→ **REQUIRED WORK**: Transcribe each line of the material as it is, and drop any picture.

+===+

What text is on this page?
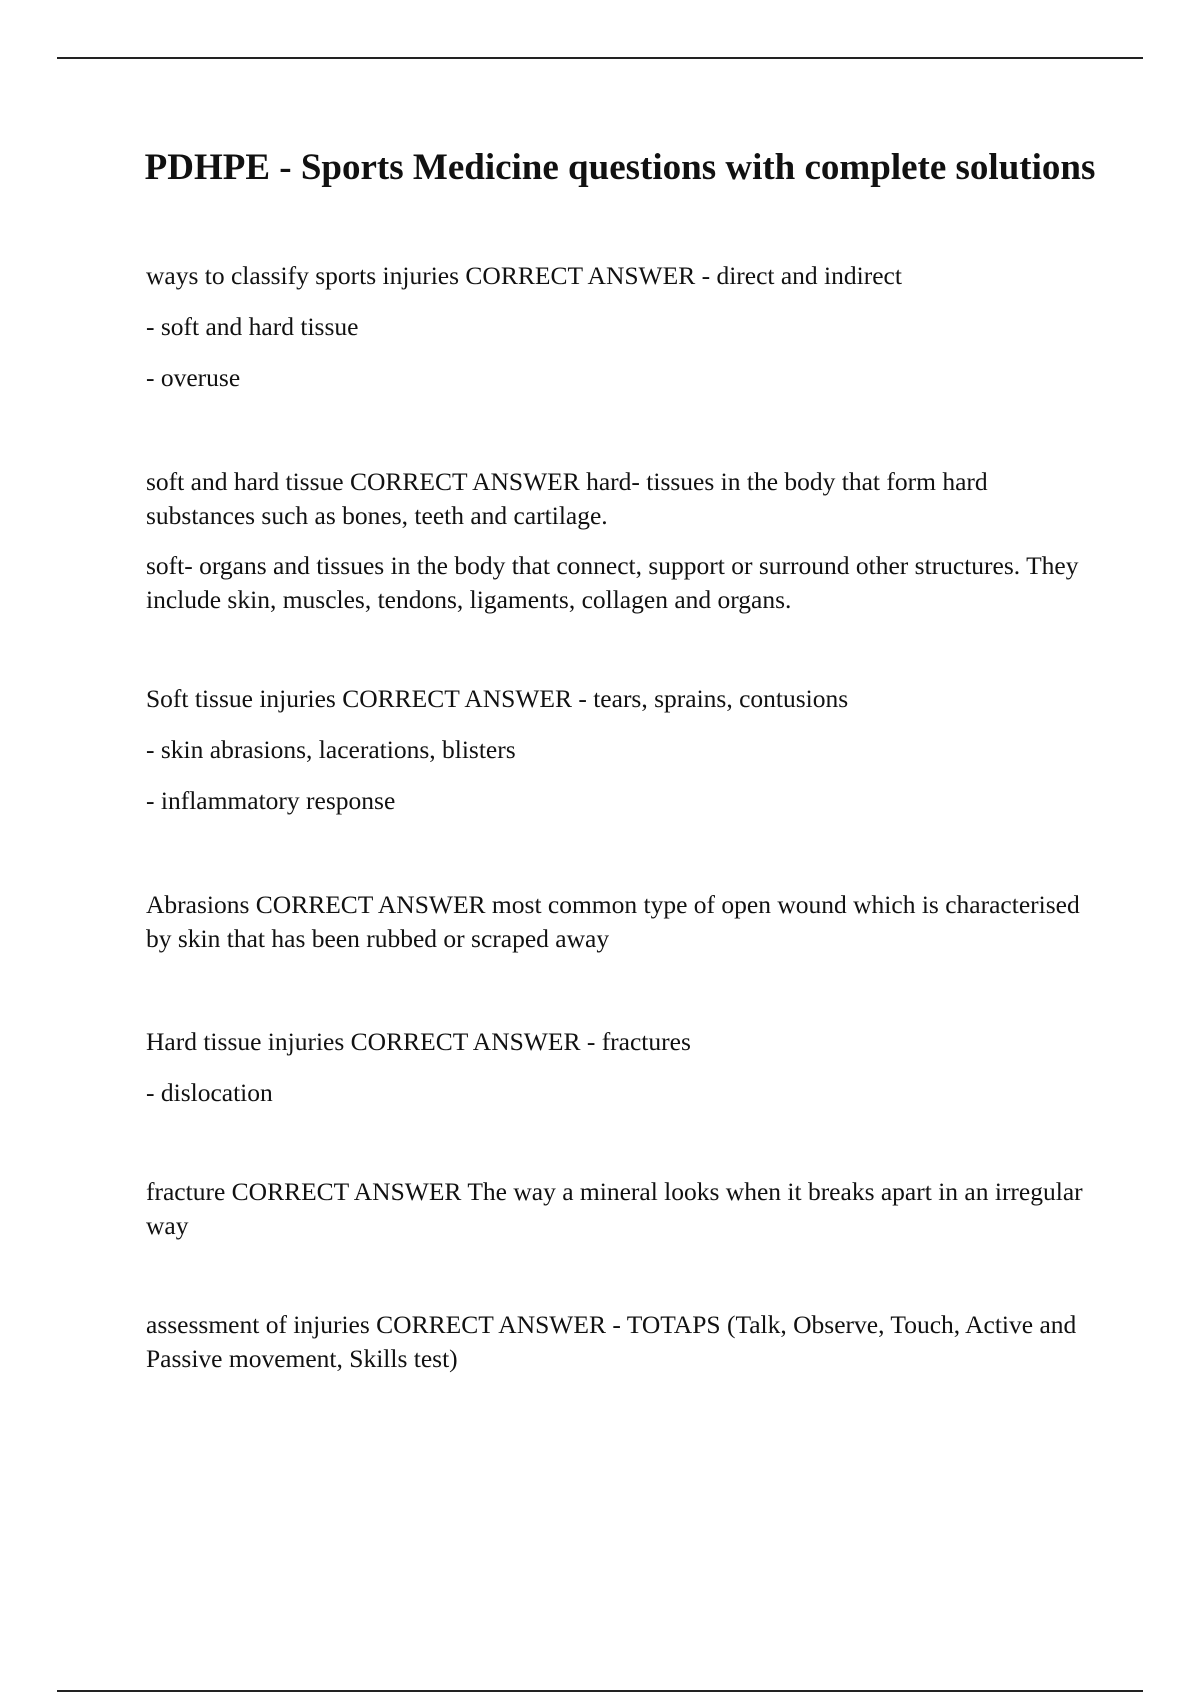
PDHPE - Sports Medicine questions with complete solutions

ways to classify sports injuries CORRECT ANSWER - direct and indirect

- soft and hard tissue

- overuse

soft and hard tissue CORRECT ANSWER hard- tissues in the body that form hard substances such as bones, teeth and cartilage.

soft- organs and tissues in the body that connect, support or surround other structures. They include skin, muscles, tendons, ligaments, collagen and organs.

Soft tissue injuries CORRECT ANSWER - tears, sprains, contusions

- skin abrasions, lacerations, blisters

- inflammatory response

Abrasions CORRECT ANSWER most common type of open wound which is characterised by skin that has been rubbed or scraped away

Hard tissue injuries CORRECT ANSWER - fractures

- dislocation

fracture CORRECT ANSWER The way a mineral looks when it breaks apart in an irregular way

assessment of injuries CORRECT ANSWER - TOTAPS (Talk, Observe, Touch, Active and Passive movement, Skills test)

+===+

→ **RESULT FOR THIS EXERCISE**:
What text is on this page?
PDHPE - Sports Medicine questions with complete solutions

ways to classify sports injuries CORRECT ANSWER - direct and indirect

- soft and hard tissue

- overuse

soft and hard tissue CORRECT ANSWER hard- tissues in the body that form hard substances such as bones, teeth and cartilage.

soft- organs and tissues in the body that connect, support or surround other structures. They include skin, muscles, tendons, ligaments, collagen and organs.

Soft tissue injuries CORRECT ANSWER - tears, sprains, contusions

- skin abrasions, lacerations, blisters

- inflammatory response

Abrasions CORRECT ANSWER most common type of open wound which is characterised by skin that has been rubbed or scraped away

Hard tissue injuries CORRECT ANSWER - fractures

- dislocation

fracture CORRECT ANSWER The way a mineral looks when it breaks apart in an irregular way

assessment of injuries CORRECT ANSWER - TOTAPS (Talk, Observe, Touch, Active and Passive movement, Skills test)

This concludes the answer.